Items from a data source:
···
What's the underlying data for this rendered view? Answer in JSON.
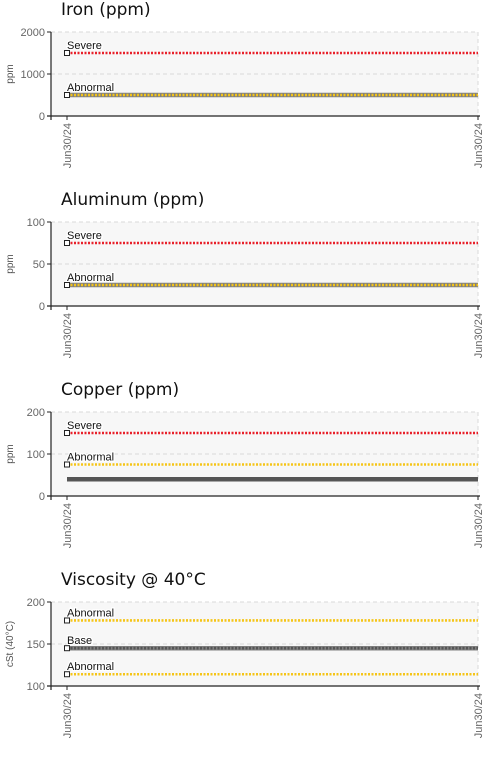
{
  "chart_data": [
    {
      "type": "line",
      "title": "Iron (ppm)",
      "ylabel": "ppm",
      "ylim": [
        0,
        2000
      ],
      "yticks": [
        "0",
        "1000",
        "2000"
      ],
      "x": [
        "Jun30/24",
        "Jun30/24"
      ],
      "grid": true,
      "thresholds": [
        {
          "label": "Severe",
          "value": 1500,
          "color": "#e8202a"
        },
        {
          "label": "Abnormal",
          "value": 500,
          "color": "#f5c518"
        }
      ],
      "series": [
        {
          "values": [
            500,
            500
          ],
          "color": "#808080"
        }
      ]
    },
    {
      "type": "line",
      "title": "Aluminum (ppm)",
      "ylabel": "ppm",
      "ylim": [
        0,
        100
      ],
      "yticks": [
        "0",
        "50",
        "100"
      ],
      "x": [
        "Jun30/24",
        "Jun30/24"
      ],
      "grid": true,
      "thresholds": [
        {
          "label": "Severe",
          "value": 75,
          "color": "#e8202a"
        },
        {
          "label": "Abnormal",
          "value": 25,
          "color": "#f5c518"
        }
      ],
      "series": [
        {
          "values": [
            25,
            25
          ],
          "color": "#808080"
        }
      ]
    },
    {
      "type": "line",
      "title": "Copper (ppm)",
      "ylabel": "ppm",
      "ylim": [
        0,
        200
      ],
      "yticks": [
        "0",
        "100",
        "200"
      ],
      "x": [
        "Jun30/24",
        "Jun30/24"
      ],
      "grid": true,
      "thresholds": [
        {
          "label": "Severe",
          "value": 150,
          "color": "#e8202a"
        },
        {
          "label": "Abnormal",
          "value": 75,
          "color": "#f5c518"
        }
      ],
      "series": [
        {
          "values": [
            40,
            40
          ],
          "color": "#555555"
        }
      ]
    },
    {
      "type": "line",
      "title": "Viscosity @ 40°C",
      "ylabel": "cSt (40°C)",
      "ylim": [
        100,
        200
      ],
      "yticks": [
        "100",
        "150",
        "200"
      ],
      "x": [
        "Jun30/24",
        "Jun30/24"
      ],
      "grid": true,
      "thresholds": [
        {
          "label": "Abnormal",
          "value": 178,
          "color": "#f5c518"
        },
        {
          "label": "Base",
          "value": 145,
          "color": "#555555"
        },
        {
          "label": "Abnormal",
          "value": 114,
          "color": "#f5c518"
        }
      ],
      "series": [
        {
          "values": [
            145,
            145
          ],
          "color": "#808080"
        }
      ]
    }
  ]
}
···
Retype the whole listing exactly and leave the pictures out.

What's the underlying data for this rendered view? Answer in JSON.
{
  "chart_data": [
    {
      "type": "line",
      "title": "Iron (ppm)",
      "ylabel": "ppm",
      "ylim": [
        0,
        2000
      ],
      "yticks": [
        "0",
        "1000",
        "2000"
      ],
      "x": [
        "Jun30/24",
        "Jun30/24"
      ],
      "grid": true,
      "thresholds": [
        {
          "label": "Severe",
          "value": 1500,
          "color": "#e8202a"
        },
        {
          "label": "Abnormal",
          "value": 500,
          "color": "#f5c518"
        }
      ],
      "series": [
        {
          "values": [
            500,
            500
          ],
          "color": "#808080"
        }
      ]
    },
    {
      "type": "line",
      "title": "Aluminum (ppm)",
      "ylabel": "ppm",
      "ylim": [
        0,
        100
      ],
      "yticks": [
        "0",
        "50",
        "100"
      ],
      "x": [
        "Jun30/24",
        "Jun30/24"
      ],
      "grid": true,
      "thresholds": [
        {
          "label": "Severe",
          "value": 75,
          "color": "#e8202a"
        },
        {
          "label": "Abnormal",
          "value": 25,
          "color": "#f5c518"
        }
      ],
      "series": [
        {
          "values": [
            25,
            25
          ],
          "color": "#808080"
        }
      ]
    },
    {
      "type": "line",
      "title": "Copper (ppm)",
      "ylabel": "ppm",
      "ylim": [
        0,
        200
      ],
      "yticks": [
        "0",
        "100",
        "200"
      ],
      "x": [
        "Jun30/24",
        "Jun30/24"
      ],
      "grid": true,
      "thresholds": [
        {
          "label": "Severe",
          "value": 150,
          "color": "#e8202a"
        },
        {
          "label": "Abnormal",
          "value": 75,
          "color": "#f5c518"
        }
      ],
      "series": [
        {
          "values": [
            40,
            40
          ],
          "color": "#555555"
        }
      ]
    },
    {
      "type": "line",
      "title": "Viscosity @ 40°C",
      "ylabel": "cSt (40°C)",
      "ylim": [
        100,
        200
      ],
      "yticks": [
        "100",
        "150",
        "200"
      ],
      "x": [
        "Jun30/24",
        "Jun30/24"
      ],
      "grid": true,
      "thresholds": [
        {
          "label": "Abnormal",
          "value": 178,
          "color": "#f5c518"
        },
        {
          "label": "Base",
          "value": 145,
          "color": "#555555"
        },
        {
          "label": "Abnormal",
          "value": 114,
          "color": "#f5c518"
        }
      ],
      "series": [
        {
          "values": [
            145,
            145
          ],
          "color": "#808080"
        }
      ]
    }
  ]
}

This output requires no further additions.